— Begin —

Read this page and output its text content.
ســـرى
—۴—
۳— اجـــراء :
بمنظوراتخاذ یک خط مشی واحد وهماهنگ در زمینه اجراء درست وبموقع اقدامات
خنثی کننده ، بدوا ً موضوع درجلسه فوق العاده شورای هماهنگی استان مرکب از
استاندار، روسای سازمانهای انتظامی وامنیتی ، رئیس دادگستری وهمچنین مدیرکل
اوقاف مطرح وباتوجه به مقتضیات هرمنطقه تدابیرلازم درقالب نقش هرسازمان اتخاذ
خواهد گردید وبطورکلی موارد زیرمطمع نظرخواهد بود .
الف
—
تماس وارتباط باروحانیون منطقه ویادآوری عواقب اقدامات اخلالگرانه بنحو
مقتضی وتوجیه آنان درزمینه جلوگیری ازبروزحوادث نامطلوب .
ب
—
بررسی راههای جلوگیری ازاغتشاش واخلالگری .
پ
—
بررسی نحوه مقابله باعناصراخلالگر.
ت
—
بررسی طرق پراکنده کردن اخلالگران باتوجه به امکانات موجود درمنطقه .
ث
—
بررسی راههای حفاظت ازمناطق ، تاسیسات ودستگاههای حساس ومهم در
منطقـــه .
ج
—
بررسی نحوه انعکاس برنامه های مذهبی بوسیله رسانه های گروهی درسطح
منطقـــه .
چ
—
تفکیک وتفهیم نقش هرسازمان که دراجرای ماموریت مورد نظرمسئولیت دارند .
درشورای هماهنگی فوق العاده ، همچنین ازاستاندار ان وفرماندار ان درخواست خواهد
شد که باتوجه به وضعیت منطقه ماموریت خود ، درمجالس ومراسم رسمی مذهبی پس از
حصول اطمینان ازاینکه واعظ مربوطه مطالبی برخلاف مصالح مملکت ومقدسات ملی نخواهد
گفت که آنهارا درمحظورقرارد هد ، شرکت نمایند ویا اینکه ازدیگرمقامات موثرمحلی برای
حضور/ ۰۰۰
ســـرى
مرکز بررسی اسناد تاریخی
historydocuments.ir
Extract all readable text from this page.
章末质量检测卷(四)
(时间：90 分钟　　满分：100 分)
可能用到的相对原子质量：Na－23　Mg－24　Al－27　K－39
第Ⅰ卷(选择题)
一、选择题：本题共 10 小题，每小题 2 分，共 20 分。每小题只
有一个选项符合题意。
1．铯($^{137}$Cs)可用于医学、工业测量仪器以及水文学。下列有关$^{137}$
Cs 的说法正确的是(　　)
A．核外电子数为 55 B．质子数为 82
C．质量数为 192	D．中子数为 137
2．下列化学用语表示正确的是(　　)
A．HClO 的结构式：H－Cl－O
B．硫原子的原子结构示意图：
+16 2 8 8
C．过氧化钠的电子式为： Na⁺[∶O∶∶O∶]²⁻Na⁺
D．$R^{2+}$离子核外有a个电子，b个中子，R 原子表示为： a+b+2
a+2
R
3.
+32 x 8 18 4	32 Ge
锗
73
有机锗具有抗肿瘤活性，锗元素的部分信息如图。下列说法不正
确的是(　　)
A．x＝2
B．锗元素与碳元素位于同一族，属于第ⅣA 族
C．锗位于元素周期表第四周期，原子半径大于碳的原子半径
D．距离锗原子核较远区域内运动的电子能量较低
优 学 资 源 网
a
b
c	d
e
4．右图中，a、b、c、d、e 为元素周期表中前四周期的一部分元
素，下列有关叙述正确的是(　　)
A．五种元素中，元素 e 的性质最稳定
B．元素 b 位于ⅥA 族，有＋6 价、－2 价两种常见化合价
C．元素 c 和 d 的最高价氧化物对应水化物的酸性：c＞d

— End —

_WHAT IS EXPECTED_. Transcribe the entire listing above precisely.

_IN RESPONSE_.
Read this page and output its text content.
ســـرى
—۴—
۳— اجـــراء :
بمنظوراتخاذ یک خط مشی واحد وهماهنگ در زمینه اجراء درست وبموقع اقدامات
خنثی کننده ، بدوا ً موضوع درجلسه فوق العاده شورای هماهنگی استان مرکب از
استاندار، روسای سازمانهای انتظامی وامنیتی ، رئیس دادگستری وهمچنین مدیرکل
اوقاف مطرح وباتوجه به مقتضیات هرمنطقه تدابیرلازم درقالب نقش هرسازمان اتخاذ
خواهد گردید وبطورکلی موارد زیرمطمع نظرخواهد بود .
الف
—
تماس وارتباط باروحانیون منطقه ویادآوری عواقب اقدامات اخلالگرانه بنحو
مقتضی وتوجیه آنان درزمینه جلوگیری ازبروزحوادث نامطلوب .
ب
—
بررسی راههای جلوگیری ازاغتشاش واخلالگری .
پ
—
بررسی نحوه مقابله باعناصراخلالگر.
ت
—
بررسی طرق پراکنده کردن اخلالگران باتوجه به امکانات موجود درمنطقه .
ث
—
بررسی راههای حفاظت ازمناطق ، تاسیسات ودستگاههای حساس ومهم در
منطقـــه .
ج
—
بررسی نحوه انعکاس برنامه های مذهبی بوسیله رسانه های گروهی درسطح
منطقـــه .
چ
—
تفکیک وتفهیم نقش هرسازمان که دراجرای ماموریت مورد نظرمسئولیت دارند .
درشورای هماهنگی فوق العاده ، همچنین ازاستاندار ان وفرماندار ان درخواست خواهد
شد که باتوجه به وضعیت منطقه ماموریت خود ، درمجالس ومراسم رسمی مذهبی پس از
حصول اطمینان ازاینکه واعظ مربوطه مطالبی برخلاف مصالح مملکت ومقدسات ملی نخواهد
گفت که آنهارا درمحظورقرارد هد ، شرکت نمایند ویا اینکه ازدیگرمقامات موثرمحلی برای
حضور/ ۰۰۰
ســـرى
مرکز بررسی اسناد تاریخی
historydocuments.ir
Extract all readable text from this page.
章末质量检测卷(四)
(时间：90 分钟　　满分：100 分)
可能用到的相对原子质量：Na－23　Mg－24　Al－27　K－39
第Ⅰ卷(选择题)
一、选择题：本题共 10 小题，每小题 2 分，共 20 分。每小题只
有一个选项符合题意。
1．铯($^{137}$Cs)可用于医学、工业测量仪器以及水文学。下列有关$^{137}$
Cs 的说法正确的是(　　)
A．核外电子数为 55 B．质子数为 82
C．质量数为 192	D．中子数为 137
2．下列化学用语表示正确的是(　　)
A．HClO 的结构式：H－Cl－O
B．硫原子的原子结构示意图：
+16 2 8 8
C．过氧化钠的电子式为： Na⁺[∶O∶∶O∶]²⁻Na⁺
D．$R^{2+}$离子核外有a个电子，b个中子，R 原子表示为： a+b+2
a+2
R
3.
+32 x 8 18 4	32 Ge
锗
73
有机锗具有抗肿瘤活性，锗元素的部分信息如图。下列说法不正
确的是(　　)
A．x＝2
B．锗元素与碳元素位于同一族，属于第ⅣA 族
C．锗位于元素周期表第四周期，原子半径大于碳的原子半径
D．距离锗原子核较远区域内运动的电子能量较低
优 学 资 源 网
a
b
c	d
e
4．右图中，a、b、c、d、e 为元素周期表中前四周期的一部分元
素，下列有关叙述正确的是(　　)
A．五种元素中，元素 e 的性质最稳定
B．元素 b 位于ⅥA 族，有＋6 价、－2 价两种常见化合价
C．元素 c 和 d 的最高价氧化物对应水化物的酸性：c＞d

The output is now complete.